§ **Exercise goal**:
Transcribe the material word for word, but without the images.

§ **Data tied to figure images**:
- - - -

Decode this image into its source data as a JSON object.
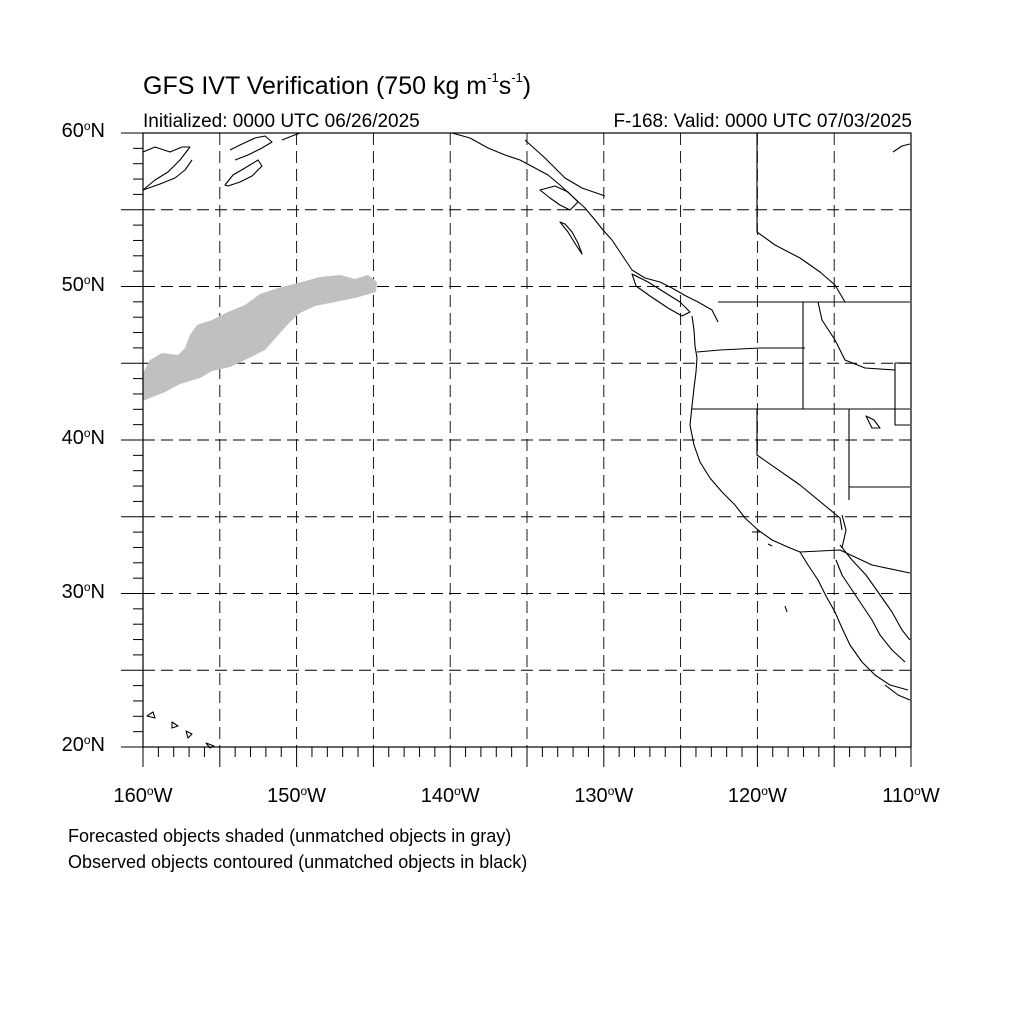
{
  "title": {
    "main": "GFS IVT Verification (750 kg m",
    "exp1": "-1",
    "mid": "s",
    "exp2": "-1",
    "end": ")"
  },
  "subtitle": {
    "initialized": "Initialized: 0000 UTC 06/26/2025",
    "valid": "F-168: Valid: 0000 UTC 07/03/2025"
  },
  "map": {
    "lon_range": [
      -160,
      -110
    ],
    "lat_range": [
      20,
      60
    ],
    "grid_interval_deg": 5,
    "grid_style": "dashed",
    "lat_labels": [
      {
        "num": "60",
        "deg": "o",
        "hem": "N"
      },
      {
        "num": "50",
        "deg": "o",
        "hem": "N"
      },
      {
        "num": "40",
        "deg": "o",
        "hem": "N"
      },
      {
        "num": "30",
        "deg": "o",
        "hem": "N"
      },
      {
        "num": "20",
        "deg": "o",
        "hem": "N"
      }
    ],
    "lon_labels": [
      {
        "num": "160",
        "deg": "o",
        "hem": "W"
      },
      {
        "num": "150",
        "deg": "o",
        "hem": "W"
      },
      {
        "num": "140",
        "deg": "o",
        "hem": "W"
      },
      {
        "num": "130",
        "deg": "o",
        "hem": "W"
      },
      {
        "num": "120",
        "deg": "o",
        "hem": "W"
      },
      {
        "num": "110",
        "deg": "o",
        "hem": "W"
      }
    ],
    "forecast_object_color": "#c0c0c0",
    "forecast_object_status": "unmatched"
  },
  "footnotes": [
    "Forecasted objects shaded (unmatched objects in gray)",
    "Observed objects contoured (unmatched objects in black)"
  ]
}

- - - -

§ **Task solution**:
Decode this image into its source data as a JSON object.
{
  "title": {
    "main": "GFS IVT Verification (750 kg m",
    "exp1": "-1",
    "mid": "s",
    "exp2": "-1",
    "end": ")"
  },
  "subtitle": {
    "initialized": "Initialized: 0000 UTC 06/26/2025",
    "valid": "F-168: Valid: 0000 UTC 07/03/2025"
  },
  "map": {
    "lon_range": [
      -160,
      -110
    ],
    "lat_range": [
      20,
      60
    ],
    "grid_interval_deg": 5,
    "grid_style": "dashed",
    "lat_labels": [
      {
        "num": "60",
        "deg": "o",
        "hem": "N"
      },
      {
        "num": "50",
        "deg": "o",
        "hem": "N"
      },
      {
        "num": "40",
        "deg": "o",
        "hem": "N"
      },
      {
        "num": "30",
        "deg": "o",
        "hem": "N"
      },
      {
        "num": "20",
        "deg": "o",
        "hem": "N"
      }
    ],
    "lon_labels": [
      {
        "num": "160",
        "deg": "o",
        "hem": "W"
      },
      {
        "num": "150",
        "deg": "o",
        "hem": "W"
      },
      {
        "num": "140",
        "deg": "o",
        "hem": "W"
      },
      {
        "num": "130",
        "deg": "o",
        "hem": "W"
      },
      {
        "num": "120",
        "deg": "o",
        "hem": "W"
      },
      {
        "num": "110",
        "deg": "o",
        "hem": "W"
      }
    ],
    "forecast_object_color": "#c0c0c0",
    "forecast_object_status": "unmatched"
  },
  "footnotes": [
    "Forecasted objects shaded (unmatched objects in gray)",
    "Observed objects contoured (unmatched objects in black)"
  ]
}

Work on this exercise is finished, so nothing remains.